Given problem:
Filter the listing below, copying every line in which the word "used" appears.

Data excerpts:
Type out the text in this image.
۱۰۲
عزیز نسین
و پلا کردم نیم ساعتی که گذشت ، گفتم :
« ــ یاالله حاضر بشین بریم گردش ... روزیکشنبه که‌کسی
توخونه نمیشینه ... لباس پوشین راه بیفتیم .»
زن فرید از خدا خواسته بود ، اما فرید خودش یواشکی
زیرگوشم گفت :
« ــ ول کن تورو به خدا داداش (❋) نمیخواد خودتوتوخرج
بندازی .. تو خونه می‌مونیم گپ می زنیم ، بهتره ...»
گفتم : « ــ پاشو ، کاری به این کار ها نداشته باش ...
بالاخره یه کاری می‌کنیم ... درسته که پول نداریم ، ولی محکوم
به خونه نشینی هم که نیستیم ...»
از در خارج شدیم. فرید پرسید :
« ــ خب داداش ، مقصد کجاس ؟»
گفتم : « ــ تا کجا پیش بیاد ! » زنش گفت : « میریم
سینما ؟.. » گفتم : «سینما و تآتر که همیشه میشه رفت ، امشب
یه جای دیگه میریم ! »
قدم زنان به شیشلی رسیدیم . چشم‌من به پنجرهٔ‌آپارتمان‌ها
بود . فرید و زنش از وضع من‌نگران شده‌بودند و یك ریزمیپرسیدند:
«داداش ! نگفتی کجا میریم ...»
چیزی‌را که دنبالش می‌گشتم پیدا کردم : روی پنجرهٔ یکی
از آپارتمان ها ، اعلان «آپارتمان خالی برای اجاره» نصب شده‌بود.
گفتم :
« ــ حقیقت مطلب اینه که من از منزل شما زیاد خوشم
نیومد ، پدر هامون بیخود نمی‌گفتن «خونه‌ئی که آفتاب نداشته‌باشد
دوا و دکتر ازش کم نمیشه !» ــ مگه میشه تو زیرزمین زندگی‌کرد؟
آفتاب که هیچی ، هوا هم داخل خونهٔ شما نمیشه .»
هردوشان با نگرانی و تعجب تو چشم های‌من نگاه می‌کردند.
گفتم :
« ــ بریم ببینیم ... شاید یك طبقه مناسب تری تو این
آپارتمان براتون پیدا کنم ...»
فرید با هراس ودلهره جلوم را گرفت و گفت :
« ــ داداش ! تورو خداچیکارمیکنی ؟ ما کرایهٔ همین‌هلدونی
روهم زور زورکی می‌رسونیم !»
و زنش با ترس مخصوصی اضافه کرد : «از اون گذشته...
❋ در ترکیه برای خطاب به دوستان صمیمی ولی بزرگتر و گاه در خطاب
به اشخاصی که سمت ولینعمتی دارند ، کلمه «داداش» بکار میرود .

---

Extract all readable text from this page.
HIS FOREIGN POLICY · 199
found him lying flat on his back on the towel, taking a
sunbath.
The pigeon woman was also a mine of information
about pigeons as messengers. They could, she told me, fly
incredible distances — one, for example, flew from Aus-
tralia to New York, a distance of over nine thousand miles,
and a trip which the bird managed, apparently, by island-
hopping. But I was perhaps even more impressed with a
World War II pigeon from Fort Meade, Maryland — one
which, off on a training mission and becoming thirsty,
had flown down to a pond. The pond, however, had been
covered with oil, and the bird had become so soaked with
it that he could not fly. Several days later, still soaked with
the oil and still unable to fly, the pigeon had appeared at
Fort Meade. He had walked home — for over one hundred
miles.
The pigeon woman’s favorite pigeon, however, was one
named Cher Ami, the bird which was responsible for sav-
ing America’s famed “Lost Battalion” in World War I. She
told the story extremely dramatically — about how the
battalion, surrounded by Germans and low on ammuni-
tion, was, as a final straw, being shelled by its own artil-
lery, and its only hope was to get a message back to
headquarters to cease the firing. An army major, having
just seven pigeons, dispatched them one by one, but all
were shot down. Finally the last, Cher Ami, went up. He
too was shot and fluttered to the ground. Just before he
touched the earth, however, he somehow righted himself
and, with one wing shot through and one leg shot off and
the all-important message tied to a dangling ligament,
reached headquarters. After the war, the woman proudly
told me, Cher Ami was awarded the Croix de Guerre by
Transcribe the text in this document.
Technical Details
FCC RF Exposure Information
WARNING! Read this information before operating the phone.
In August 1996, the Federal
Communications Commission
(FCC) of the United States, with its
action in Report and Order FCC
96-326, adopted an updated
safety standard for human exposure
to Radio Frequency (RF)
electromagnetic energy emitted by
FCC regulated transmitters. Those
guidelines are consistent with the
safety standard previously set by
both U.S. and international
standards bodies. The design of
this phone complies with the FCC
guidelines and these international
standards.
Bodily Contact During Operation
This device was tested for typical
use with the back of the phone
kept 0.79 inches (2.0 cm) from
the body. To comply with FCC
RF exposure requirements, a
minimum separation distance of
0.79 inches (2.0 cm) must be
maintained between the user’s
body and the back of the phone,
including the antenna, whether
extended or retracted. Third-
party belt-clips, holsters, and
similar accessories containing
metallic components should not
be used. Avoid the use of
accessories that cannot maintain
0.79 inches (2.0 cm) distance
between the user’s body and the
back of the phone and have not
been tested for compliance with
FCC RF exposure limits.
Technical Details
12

---

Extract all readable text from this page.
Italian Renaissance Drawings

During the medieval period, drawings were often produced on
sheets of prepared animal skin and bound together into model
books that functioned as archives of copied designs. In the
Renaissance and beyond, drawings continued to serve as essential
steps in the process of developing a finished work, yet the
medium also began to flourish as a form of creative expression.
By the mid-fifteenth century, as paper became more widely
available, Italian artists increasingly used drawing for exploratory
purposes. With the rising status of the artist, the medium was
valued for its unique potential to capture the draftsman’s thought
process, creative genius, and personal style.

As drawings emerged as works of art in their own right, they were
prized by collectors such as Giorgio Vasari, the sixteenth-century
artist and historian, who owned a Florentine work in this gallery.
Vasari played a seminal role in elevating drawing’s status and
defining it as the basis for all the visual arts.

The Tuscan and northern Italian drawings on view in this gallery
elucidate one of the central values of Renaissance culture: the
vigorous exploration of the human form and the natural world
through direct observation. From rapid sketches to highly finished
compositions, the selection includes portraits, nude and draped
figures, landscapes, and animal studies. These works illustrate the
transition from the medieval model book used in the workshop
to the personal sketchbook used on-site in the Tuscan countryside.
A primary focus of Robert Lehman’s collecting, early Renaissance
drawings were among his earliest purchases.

Worked solution:
be used. Avoid the use of
available, Italian artists increasingly used drawing for exploratory
transition from the medieval model book used in the workshop
to the personal sketchbook used on-site in the Tuscan countryside.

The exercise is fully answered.